=== SHORT EXERCISE ===
Output the data that follows exactly, line for line.

(Saved entries)
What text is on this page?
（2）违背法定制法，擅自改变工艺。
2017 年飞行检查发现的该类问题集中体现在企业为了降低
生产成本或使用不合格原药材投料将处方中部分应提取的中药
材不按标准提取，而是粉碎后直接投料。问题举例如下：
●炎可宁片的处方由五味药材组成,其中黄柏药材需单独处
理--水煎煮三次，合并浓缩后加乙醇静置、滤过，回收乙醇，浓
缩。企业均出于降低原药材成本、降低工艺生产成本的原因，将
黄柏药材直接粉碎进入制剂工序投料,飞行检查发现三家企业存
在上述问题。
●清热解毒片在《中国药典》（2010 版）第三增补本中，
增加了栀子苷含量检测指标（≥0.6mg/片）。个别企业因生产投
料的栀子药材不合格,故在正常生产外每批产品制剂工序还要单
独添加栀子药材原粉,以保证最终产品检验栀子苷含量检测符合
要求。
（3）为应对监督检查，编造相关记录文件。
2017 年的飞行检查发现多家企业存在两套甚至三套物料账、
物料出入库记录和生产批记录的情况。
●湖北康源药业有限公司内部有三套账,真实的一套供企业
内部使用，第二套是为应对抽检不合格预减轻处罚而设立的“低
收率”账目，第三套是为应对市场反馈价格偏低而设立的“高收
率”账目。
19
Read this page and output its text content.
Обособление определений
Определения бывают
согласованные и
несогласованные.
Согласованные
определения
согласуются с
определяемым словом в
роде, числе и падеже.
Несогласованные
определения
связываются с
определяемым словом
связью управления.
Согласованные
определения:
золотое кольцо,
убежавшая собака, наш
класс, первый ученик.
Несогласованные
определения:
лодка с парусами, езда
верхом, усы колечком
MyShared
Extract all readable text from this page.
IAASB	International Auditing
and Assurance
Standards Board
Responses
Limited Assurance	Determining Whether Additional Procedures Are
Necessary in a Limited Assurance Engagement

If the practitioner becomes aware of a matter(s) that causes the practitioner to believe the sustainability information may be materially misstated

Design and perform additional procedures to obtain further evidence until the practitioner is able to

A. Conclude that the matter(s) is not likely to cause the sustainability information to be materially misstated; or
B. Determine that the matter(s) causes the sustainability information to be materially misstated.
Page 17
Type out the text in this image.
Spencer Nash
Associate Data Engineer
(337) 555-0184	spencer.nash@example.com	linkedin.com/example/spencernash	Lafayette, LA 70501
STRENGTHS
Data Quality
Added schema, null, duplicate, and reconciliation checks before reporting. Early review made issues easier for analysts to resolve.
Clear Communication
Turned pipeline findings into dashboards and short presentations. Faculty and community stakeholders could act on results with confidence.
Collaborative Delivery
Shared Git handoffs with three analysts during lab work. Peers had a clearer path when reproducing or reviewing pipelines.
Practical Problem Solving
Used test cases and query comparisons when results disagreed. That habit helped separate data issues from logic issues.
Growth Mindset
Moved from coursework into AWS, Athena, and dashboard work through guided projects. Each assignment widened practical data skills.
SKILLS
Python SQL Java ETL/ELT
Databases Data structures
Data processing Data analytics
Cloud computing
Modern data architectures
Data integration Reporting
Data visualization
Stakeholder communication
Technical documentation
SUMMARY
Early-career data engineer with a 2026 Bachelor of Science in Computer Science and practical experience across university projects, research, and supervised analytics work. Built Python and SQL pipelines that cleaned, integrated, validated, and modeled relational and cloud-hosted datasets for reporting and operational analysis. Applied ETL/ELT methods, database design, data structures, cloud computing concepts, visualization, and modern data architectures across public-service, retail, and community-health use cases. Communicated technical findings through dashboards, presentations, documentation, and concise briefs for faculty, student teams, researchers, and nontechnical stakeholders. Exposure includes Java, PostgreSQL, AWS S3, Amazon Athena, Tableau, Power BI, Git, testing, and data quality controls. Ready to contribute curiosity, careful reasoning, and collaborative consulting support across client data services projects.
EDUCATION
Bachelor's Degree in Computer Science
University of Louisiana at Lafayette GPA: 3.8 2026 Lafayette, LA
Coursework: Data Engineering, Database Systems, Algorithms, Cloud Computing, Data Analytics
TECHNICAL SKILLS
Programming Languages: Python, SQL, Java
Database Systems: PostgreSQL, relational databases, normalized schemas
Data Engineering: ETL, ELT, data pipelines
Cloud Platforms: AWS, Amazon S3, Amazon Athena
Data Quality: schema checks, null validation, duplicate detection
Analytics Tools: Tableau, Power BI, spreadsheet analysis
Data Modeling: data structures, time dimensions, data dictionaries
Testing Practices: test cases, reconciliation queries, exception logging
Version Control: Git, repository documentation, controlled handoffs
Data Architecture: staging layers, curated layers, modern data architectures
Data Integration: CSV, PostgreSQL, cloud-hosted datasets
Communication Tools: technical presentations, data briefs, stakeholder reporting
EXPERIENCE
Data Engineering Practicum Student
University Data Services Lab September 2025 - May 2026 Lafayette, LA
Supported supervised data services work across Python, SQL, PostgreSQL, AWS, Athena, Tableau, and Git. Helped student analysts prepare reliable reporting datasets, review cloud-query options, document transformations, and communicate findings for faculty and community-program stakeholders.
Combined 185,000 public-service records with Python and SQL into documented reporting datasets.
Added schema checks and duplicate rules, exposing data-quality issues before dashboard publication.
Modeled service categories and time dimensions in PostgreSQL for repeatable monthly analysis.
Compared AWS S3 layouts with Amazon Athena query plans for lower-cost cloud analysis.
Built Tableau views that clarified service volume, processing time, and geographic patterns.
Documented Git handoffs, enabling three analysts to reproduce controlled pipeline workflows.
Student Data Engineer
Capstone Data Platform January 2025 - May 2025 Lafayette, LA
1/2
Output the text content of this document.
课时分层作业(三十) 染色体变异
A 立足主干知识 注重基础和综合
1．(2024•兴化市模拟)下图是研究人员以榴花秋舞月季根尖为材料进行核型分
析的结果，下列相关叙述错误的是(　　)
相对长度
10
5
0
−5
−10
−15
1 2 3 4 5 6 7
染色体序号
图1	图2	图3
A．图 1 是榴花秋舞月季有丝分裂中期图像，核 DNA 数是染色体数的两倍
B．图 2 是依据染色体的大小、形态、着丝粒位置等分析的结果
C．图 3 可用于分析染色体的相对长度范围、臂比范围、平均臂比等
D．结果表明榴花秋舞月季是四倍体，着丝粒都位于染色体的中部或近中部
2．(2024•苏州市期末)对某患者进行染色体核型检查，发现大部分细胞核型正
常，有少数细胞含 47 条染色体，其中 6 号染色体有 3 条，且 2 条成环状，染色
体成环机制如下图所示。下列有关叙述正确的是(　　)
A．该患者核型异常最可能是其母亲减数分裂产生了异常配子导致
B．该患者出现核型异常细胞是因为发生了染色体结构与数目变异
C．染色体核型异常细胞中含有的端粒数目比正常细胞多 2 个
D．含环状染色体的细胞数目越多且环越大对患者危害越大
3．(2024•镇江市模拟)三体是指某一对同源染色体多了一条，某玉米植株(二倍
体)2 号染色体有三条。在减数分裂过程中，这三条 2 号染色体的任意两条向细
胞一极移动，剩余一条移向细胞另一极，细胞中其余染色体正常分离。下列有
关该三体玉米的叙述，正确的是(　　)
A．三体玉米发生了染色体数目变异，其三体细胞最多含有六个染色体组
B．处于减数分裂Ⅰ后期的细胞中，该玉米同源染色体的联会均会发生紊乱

=== FINISHED EXERCISE ===
What text is on this page?
（2）违背法定制法，擅自改变工艺。
2017 年飞行检查发现的该类问题集中体现在企业为了降低
生产成本或使用不合格原药材投料将处方中部分应提取的中药
材不按标准提取，而是粉碎后直接投料。问题举例如下：
●炎可宁片的处方由五味药材组成,其中黄柏药材需单独处
理--水煎煮三次，合并浓缩后加乙醇静置、滤过，回收乙醇，浓
缩。企业均出于降低原药材成本、降低工艺生产成本的原因，将
黄柏药材直接粉碎进入制剂工序投料,飞行检查发现三家企业存
在上述问题。
●清热解毒片在《中国药典》（2010 版）第三增补本中，
增加了栀子苷含量检测指标（≥0.6mg/片）。个别企业因生产投
料的栀子药材不合格,故在正常生产外每批产品制剂工序还要单
独添加栀子药材原粉,以保证最终产品检验栀子苷含量检测符合
要求。
（3）为应对监督检查，编造相关记录文件。
2017 年的飞行检查发现多家企业存在两套甚至三套物料账、
物料出入库记录和生产批记录的情况。
●湖北康源药业有限公司内部有三套账,真实的一套供企业
内部使用，第二套是为应对抽检不合格预减轻处罚而设立的“低
收率”账目，第三套是为应对市场反馈价格偏低而设立的“高收
率”账目。
19
Read this page and output its text content.
Обособление определений
Определения бывают
согласованные и
несогласованные.
Согласованные
определения
согласуются с
определяемым словом в
роде, числе и падеже.
Несогласованные
определения
связываются с
определяемым словом
связью управления.
Согласованные
определения:
золотое кольцо,
убежавшая собака, наш
класс, первый ученик.
Несогласованные
определения:
лодка с парусами, езда
верхом, усы колечком
MyShared
Extract all readable text from this page.
IAASB	International Auditing
and Assurance
Standards Board
Responses
Limited Assurance	Determining Whether Additional Procedures Are
Necessary in a Limited Assurance Engagement

If the practitioner becomes aware of a matter(s) that causes the practitioner to believe the sustainability information may be materially misstated

Design and perform additional procedures to obtain further evidence until the practitioner is able to

A. Conclude that the matter(s) is not likely to cause the sustainability information to be materially misstated; or
B. Determine that the matter(s) causes the sustainability information to be materially misstated.
Page 17
Type out the text in this image.
Spencer Nash
Associate Data Engineer
(337) 555-0184	spencer.nash@example.com	linkedin.com/example/spencernash	Lafayette, LA 70501
STRENGTHS
Data Quality
Added schema, null, duplicate, and reconciliation checks before reporting. Early review made issues easier for analysts to resolve.
Clear Communication
Turned pipeline findings into dashboards and short presentations. Faculty and community stakeholders could act on results with confidence.
Collaborative Delivery
Shared Git handoffs with three analysts during lab work. Peers had a clearer path when reproducing or reviewing pipelines.
Practical Problem Solving
Used test cases and query comparisons when results disagreed. That habit helped separate data issues from logic issues.
Growth Mindset
Moved from coursework into AWS, Athena, and dashboard work through guided projects. Each assignment widened practical data skills.
SKILLS
Python SQL Java ETL/ELT
Databases Data structures
Data processing Data analytics
Cloud computing
Modern data architectures
Data integration Reporting
Data visualization
Stakeholder communication
Technical documentation
SUMMARY
Early-career data engineer with a 2026 Bachelor of Science in Computer Science and practical experience across university projects, research, and supervised analytics work. Built Python and SQL pipelines that cleaned, integrated, validated, and modeled relational and cloud-hosted datasets for reporting and operational analysis. Applied ETL/ELT methods, database design, data structures, cloud computing concepts, visualization, and modern data architectures across public-service, retail, and community-health use cases. Communicated technical findings through dashboards, presentations, documentation, and concise briefs for faculty, student teams, researchers, and nontechnical stakeholders. Exposure includes Java, PostgreSQL, AWS S3, Amazon Athena, Tableau, Power BI, Git, testing, and data quality controls. Ready to contribute curiosity, careful reasoning, and collaborative consulting support across client data services projects.
EDUCATION
Bachelor's Degree in Computer Science
University of Louisiana at Lafayette GPA: 3.8 2026 Lafayette, LA
Coursework: Data Engineering, Database Systems, Algorithms, Cloud Computing, Data Analytics
TECHNICAL SKILLS
Programming Languages: Python, SQL, Java
Database Systems: PostgreSQL, relational databases, normalized schemas
Data Engineering: ETL, ELT, data pipelines
Cloud Platforms: AWS, Amazon S3, Amazon Athena
Data Quality: schema checks, null validation, duplicate detection
Analytics Tools: Tableau, Power BI, spreadsheet analysis
Data Modeling: data structures, time dimensions, data dictionaries
Testing Practices: test cases, reconciliation queries, exception logging
Version Control: Git, repository documentation, controlled handoffs
Data Architecture: staging layers, curated layers, modern data architectures
Data Integration: CSV, PostgreSQL, cloud-hosted datasets
Communication Tools: technical presentations, data briefs, stakeholder reporting
EXPERIENCE
Data Engineering Practicum Student
University Data Services Lab September 2025 - May 2026 Lafayette, LA
Supported supervised data services work across Python, SQL, PostgreSQL, AWS, Athena, Tableau, and Git. Helped student analysts prepare reliable reporting datasets, review cloud-query options, document transformations, and communicate findings for faculty and community-program stakeholders.
Combined 185,000 public-service records with Python and SQL into documented reporting datasets.
Added schema checks and duplicate rules, exposing data-quality issues before dashboard publication.
Modeled service categories and time dimensions in PostgreSQL for repeatable monthly analysis.
Compared AWS S3 layouts with Amazon Athena query plans for lower-cost cloud analysis.
Built Tableau views that clarified service volume, processing time, and geographic patterns.
Documented Git handoffs, enabling three analysts to reproduce controlled pipeline workflows.
Student Data Engineer
Capstone Data Platform January 2025 - May 2025 Lafayette, LA
1/2
Output the text content of this document.
课时分层作业(三十) 染色体变异
A 立足主干知识 注重基础和综合
1．(2024•兴化市模拟)下图是研究人员以榴花秋舞月季根尖为材料进行核型分
析的结果，下列相关叙述错误的是(　　)
相对长度
10
5
0
−5
−10
−15
1 2 3 4 5 6 7
染色体序号
图1	图2	图3
A．图 1 是榴花秋舞月季有丝分裂中期图像，核 DNA 数是染色体数的两倍
B．图 2 是依据染色体的大小、形态、着丝粒位置等分析的结果
C．图 3 可用于分析染色体的相对长度范围、臂比范围、平均臂比等
D．结果表明榴花秋舞月季是四倍体，着丝粒都位于染色体的中部或近中部
2．(2024•苏州市期末)对某患者进行染色体核型检查，发现大部分细胞核型正
常，有少数细胞含 47 条染色体，其中 6 号染色体有 3 条，且 2 条成环状，染色
体成环机制如下图所示。下列有关叙述正确的是(　　)
A．该患者核型异常最可能是其母亲减数分裂产生了异常配子导致
B．该患者出现核型异常细胞是因为发生了染色体结构与数目变异
C．染色体核型异常细胞中含有的端粒数目比正常细胞多 2 个
D．含环状染色体的细胞数目越多且环越大对患者危害越大
3．(2024•镇江市模拟)三体是指某一对同源染色体多了一条，某玉米植株(二倍
体)2 号染色体有三条。在减数分裂过程中，这三条 2 号染色体的任意两条向细
胞一极移动，剩余一条移向细胞另一极，细胞中其余染色体正常分离。下列有
关该三体玉米的叙述，正确的是(　　)
A．三体玉米发生了染色体数目变异，其三体细胞最多含有六个染色体组
B．处于减数分裂Ⅰ后期的细胞中，该玉米同源染色体的联会均会发生紊乱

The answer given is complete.